Written request :: Quote the listing below in its entirety, omitting every image.

(Stored entries)

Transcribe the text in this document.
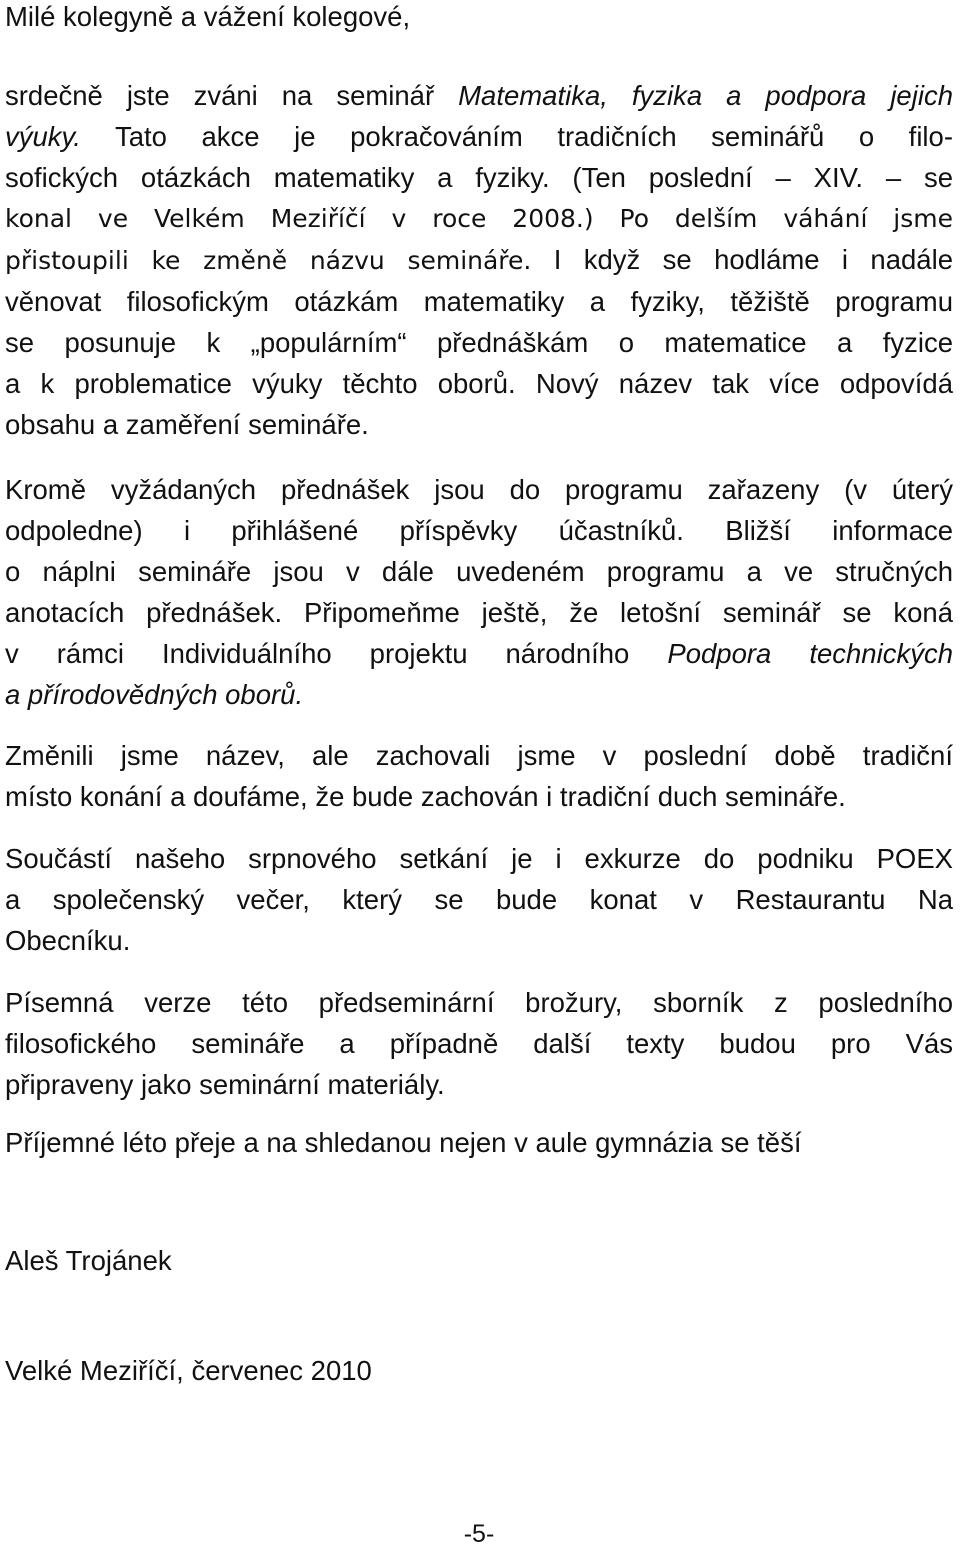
Milé kolegyně a vážení kolegové,

srdečně jste zváni na seminář Matematika, fyzika a podpora jejich
výuky. Tato akce je pokračováním tradičních seminářů o filo-
sofických otázkách matematiky a fyziky. (Ten poslední – XIV. – se
konal ve Velkém Meziříčí v roce 2008.) Po delším váhání jsme
přistoupili ke změně názvu semináře. I když se hodláme i nadále
věnovat filosofickým otázkám matematiky a fyziky, těžiště programu
se posunuje k „populárním“ přednáškám o matematice a fyzice
a k problematice výuky těchto oborů. Nový název tak více odpovídá
obsahu a zaměření semináře.
Kromě vyžádaných přednášek jsou do programu zařazeny (v úterý
odpoledne) i přihlášené příspěvky účastníků. Bližší informace
o náplni semináře jsou v dále uvedeném programu a ve stručných
anotacích přednášek. Připomeňme ještě, že letošní seminář se koná
v rámci Individuálního projektu národního Podpora technických
a přírodovědných oborů.
Změnili jsme název, ale zachovali jsme v poslední době tradiční
místo konání a doufáme, že bude zachován i tradiční duch semináře.
Součástí našeho srpnového setkání je i exkurze do podniku POEX
a společenský večer, který se bude konat v Restaurantu Na
Obecníku.
Písemná verze této předseminární brožury, sborník z posledního
filosofického semináře a případně další texty budou pro Vás
připraveny jako seminární materiály.

Příjemné léto přeje a na shledanou nejen v aule gymnázia se těší

Aleš Trojánek

Velké Meziříčí, červenec 2010

-5-
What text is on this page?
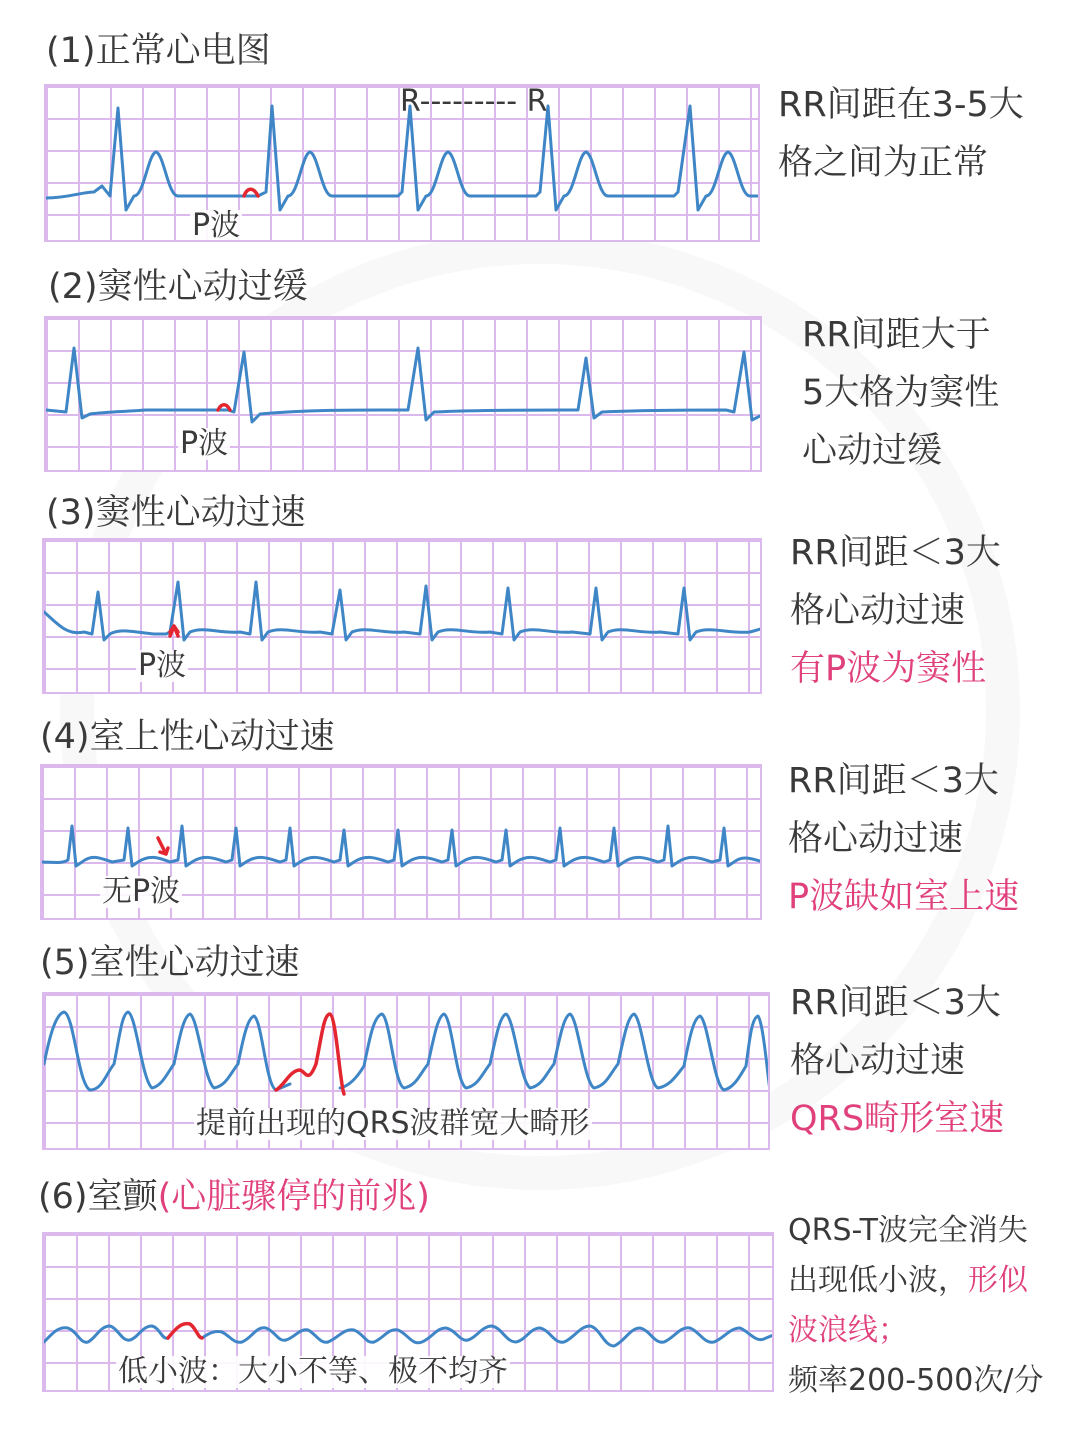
(1)正常心电图
P波
R--------- R	RR间距在3-5大
格之间为正常
(2)窦性心动过缓
P波
RR间距大于
5大格为窦性
心动过缓
(3)窦性心动过速
P波
RR间距＜3大
格心动过速
有P波为窦性
(4)室上性心动过速
无P波
RR间距＜3大
格心动过速
P波缺如室上速
(5)室性心动过速
提前出现的QRS波群宽大畸形
RR间距＜3大
格心动过速
QRS畸形室速
(6)室颤(心脏骤停的前兆)
低小波：大小不等、极不均齐
QRS-T波完全消失
出现低小波，形似
波浪线；
频率200-500次/分
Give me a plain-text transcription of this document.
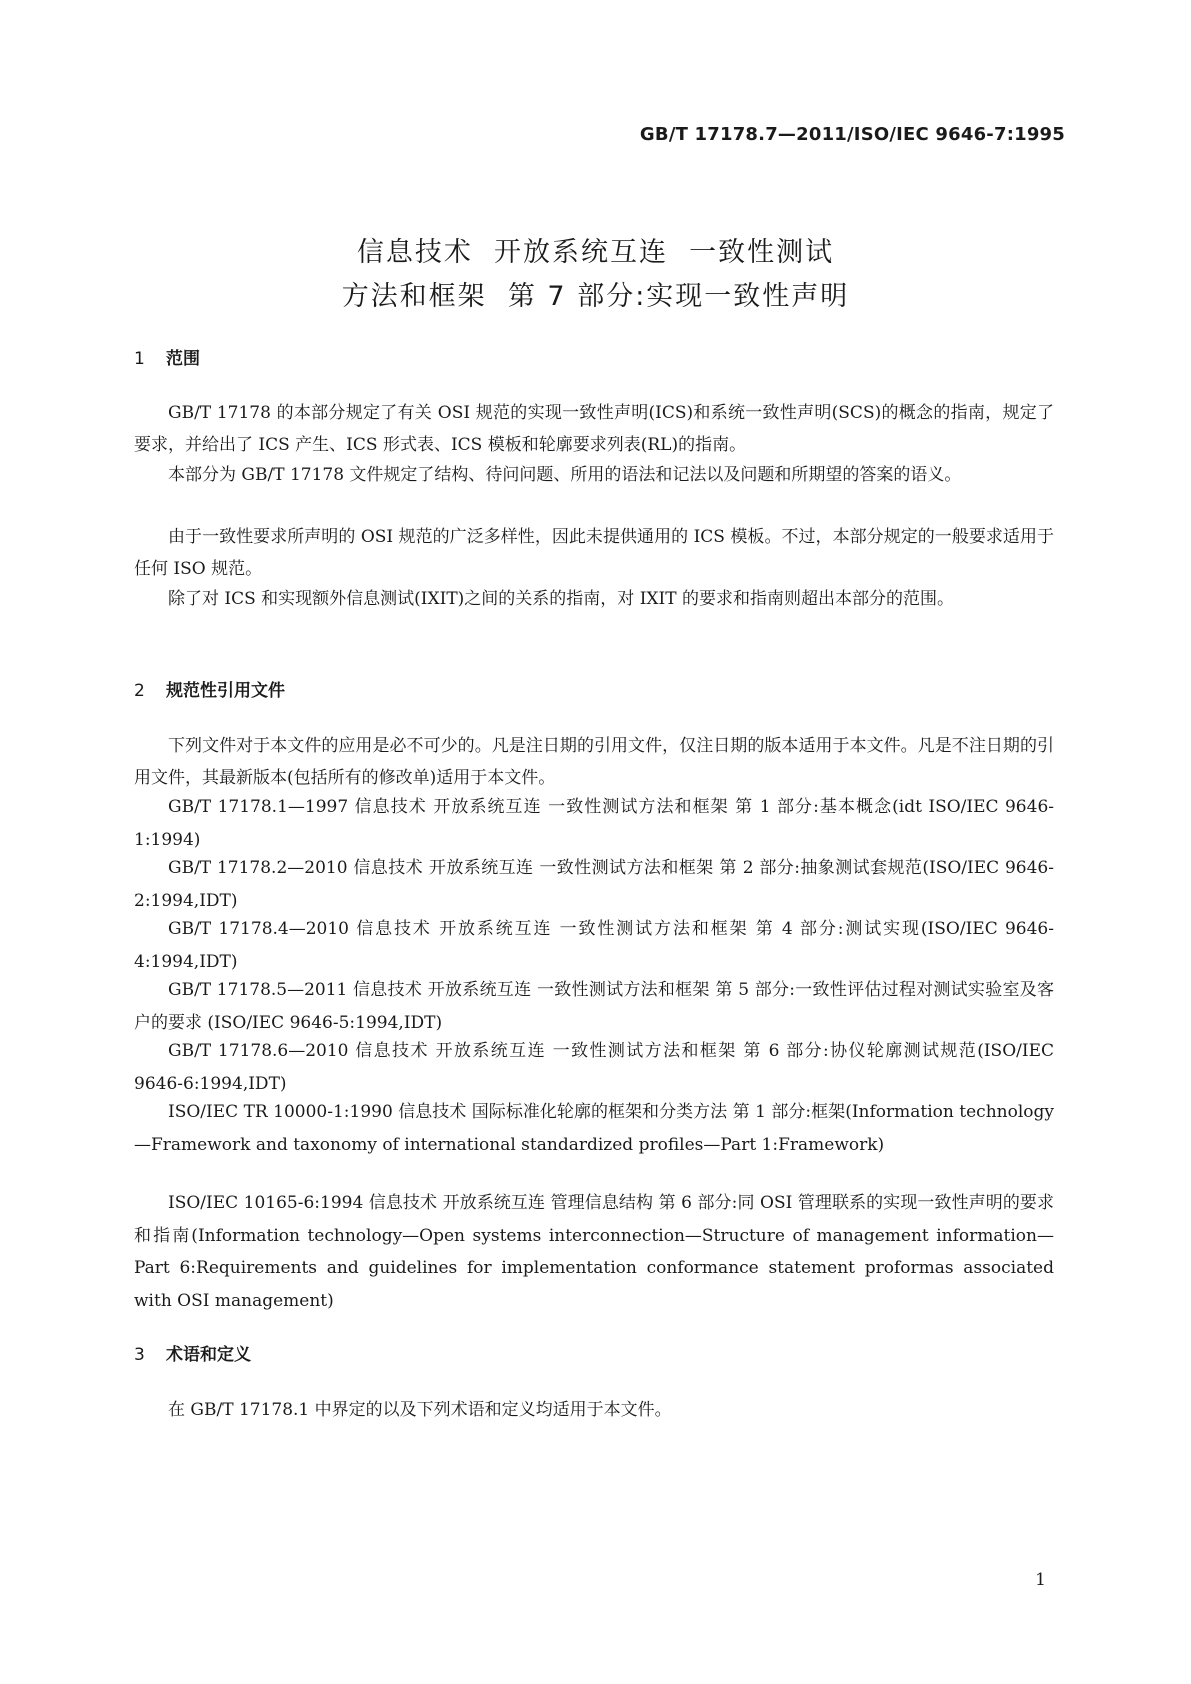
GB/T 17178.7—2011/ISO/IEC 9646-7:1995
信息技术  开放系统互连  一致性测试
方法和框架  第 7 部分:实现一致性声明
1 范围
GB/T 17178 的本部分规定了有关 OSI 规范的实现一致性声明(ICS)和系统一致性声明(SCS)的概念的指南，规定了要求，并给出了 ICS 产生、ICS 形式表、ICS 模板和轮廓要求列表(RL)的指南。
本部分为 GB/T 17178 文件规定了结构、待问问题、所用的语法和记法以及问题和所期望的答案的语义。
由于一致性要求所声明的 OSI 规范的广泛多样性，因此未提供通用的 ICS 模板。不过，本部分规定的一般要求适用于任何 ISO 规范。
除了对 ICS 和实现额外信息测试(IXIT)之间的关系的指南，对 IXIT 的要求和指南则超出本部分的范围。
2 规范性引用文件
下列文件对于本文件的应用是必不可少的。凡是注日期的引用文件，仅注日期的版本适用于本文件。凡是不注日期的引用文件，其最新版本(包括所有的修改单)适用于本文件。
GB/T 17178.1—1997 信息技术 开放系统互连 一致性测试方法和框架 第 1 部分:基本概念(idt ISO/IEC 9646-1:1994)
GB/T 17178.2—2010 信息技术 开放系统互连 一致性测试方法和框架 第 2 部分:抽象测试套规范(ISO/IEC 9646-2:1994,IDT)
GB/T 17178.4—2010 信息技术 开放系统互连 一致性测试方法和框架 第 4 部分:测试实现(ISO/IEC 9646-4:1994,IDT)
GB/T 17178.5—2011 信息技术 开放系统互连 一致性测试方法和框架 第 5 部分:一致性评估过程对测试实验室及客户的要求 (ISO/IEC 9646-5:1994,IDT)
GB/T 17178.6—2010 信息技术 开放系统互连 一致性测试方法和框架 第 6 部分:协仪轮廓测试规范(ISO/IEC 9646-6:1994,IDT)
ISO/IEC TR 10000-1:1990 信息技术 国际标准化轮廓的框架和分类方法 第 1 部分:框架(Information technology—Framework and taxonomy of international standardized profiles—Part 1:Framework)
ISO/IEC 10165-6:1994 信息技术 开放系统互连 管理信息结构 第 6 部分:同 OSI 管理联系的实现一致性声明的要求和指南(Information technology—Open systems interconnection—Structure of management information—Part 6:Requirements and guidelines for implementation conformance statement proformas associated with OSI management)
3 术语和定义
在 GB/T 17178.1 中界定的以及下列术语和定义均适用于本文件。
1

Answer to this task ::
Transcribe the text in this document.
Milé kolegyně a vážení kolegové,

srdečně jste zváni na seminář Matematika, fyzika a podpora jejich
výuky. Tato akce je pokračováním tradičních seminářů o filo-
sofických otázkách matematiky a fyziky. (Ten poslední – XIV. – se
konal ve Velkém Meziříčí v roce 2008.) Po delším váhání jsme
přistoupili ke změně názvu semináře. I když se hodláme i nadále
věnovat filosofickým otázkám matematiky a fyziky, těžiště programu
se posunuje k „populárním“ přednáškám o matematice a fyzice
a k problematice výuky těchto oborů. Nový název tak více odpovídá
obsahu a zaměření semináře.
Kromě vyžádaných přednášek jsou do programu zařazeny (v úterý
odpoledne) i přihlášené příspěvky účastníků. Bližší informace
o náplni semináře jsou v dále uvedeném programu a ve stručných
anotacích přednášek. Připomeňme ještě, že letošní seminář se koná
v rámci Individuálního projektu národního Podpora technických
a přírodovědných oborů.
Změnili jsme název, ale zachovali jsme v poslední době tradiční
místo konání a doufáme, že bude zachován i tradiční duch semináře.
Součástí našeho srpnového setkání je i exkurze do podniku POEX
a společenský večer, který se bude konat v Restaurantu Na
Obecníku.
Písemná verze této předseminární brožury, sborník z posledního
filosofického semináře a případně další texty budou pro Vás
připraveny jako seminární materiály.

Příjemné léto přeje a na shledanou nejen v aule gymnázia se těší

Aleš Trojánek

Velké Meziříčí, červenec 2010

-5-
What text is on this page?
(1)正常心电图
P波
R--------- R	RR间距在3-5大
格之间为正常
(2)窦性心动过缓
P波
RR间距大于
5大格为窦性
心动过缓
(3)窦性心动过速
P波
RR间距＜3大
格心动过速
有P波为窦性
(4)室上性心动过速
无P波
RR间距＜3大
格心动过速
P波缺如室上速
(5)室性心动过速
提前出现的QRS波群宽大畸形
RR间距＜3大
格心动过速
QRS畸形室速
(6)室颤(心脏骤停的前兆)
低小波：大小不等、极不均齐
QRS-T波完全消失
出现低小波，形似
波浪线；
频率200-500次/分
Give me a plain-text transcription of this document.
GB/T 17178.7—2011/ISO/IEC 9646-7:1995
信息技术  开放系统互连  一致性测试
方法和框架  第 7 部分:实现一致性声明
1 范围
GB/T 17178 的本部分规定了有关 OSI 规范的实现一致性声明(ICS)和系统一致性声明(SCS)的概念的指南，规定了要求，并给出了 ICS 产生、ICS 形式表、ICS 模板和轮廓要求列表(RL)的指南。
本部分为 GB/T 17178 文件规定了结构、待问问题、所用的语法和记法以及问题和所期望的答案的语义。
由于一致性要求所声明的 OSI 规范的广泛多样性，因此未提供通用的 ICS 模板。不过，本部分规定的一般要求适用于任何 ISO 规范。
除了对 ICS 和实现额外信息测试(IXIT)之间的关系的指南，对 IXIT 的要求和指南则超出本部分的范围。
2 规范性引用文件
下列文件对于本文件的应用是必不可少的。凡是注日期的引用文件，仅注日期的版本适用于本文件。凡是不注日期的引用文件，其最新版本(包括所有的修改单)适用于本文件。
GB/T 17178.1—1997 信息技术 开放系统互连 一致性测试方法和框架 第 1 部分:基本概念(idt ISO/IEC 9646-1:1994)
GB/T 17178.2—2010 信息技术 开放系统互连 一致性测试方法和框架 第 2 部分:抽象测试套规范(ISO/IEC 9646-2:1994,IDT)
GB/T 17178.4—2010 信息技术 开放系统互连 一致性测试方法和框架 第 4 部分:测试实现(ISO/IEC 9646-4:1994,IDT)
GB/T 17178.5—2011 信息技术 开放系统互连 一致性测试方法和框架 第 5 部分:一致性评估过程对测试实验室及客户的要求 (ISO/IEC 9646-5:1994,IDT)
GB/T 17178.6—2010 信息技术 开放系统互连 一致性测试方法和框架 第 6 部分:协仪轮廓测试规范(ISO/IEC 9646-6:1994,IDT)
ISO/IEC TR 10000-1:1990 信息技术 国际标准化轮廓的框架和分类方法 第 1 部分:框架(Information technology—Framework and taxonomy of international standardized profiles—Part 1:Framework)
ISO/IEC 10165-6:1994 信息技术 开放系统互连 管理信息结构 第 6 部分:同 OSI 管理联系的实现一致性声明的要求和指南(Information technology—Open systems interconnection—Structure of management information—Part 6:Requirements and guidelines for implementation conformance statement proformas associated with OSI management)
3 术语和定义
在 GB/T 17178.1 中界定的以及下列术语和定义均适用于本文件。
1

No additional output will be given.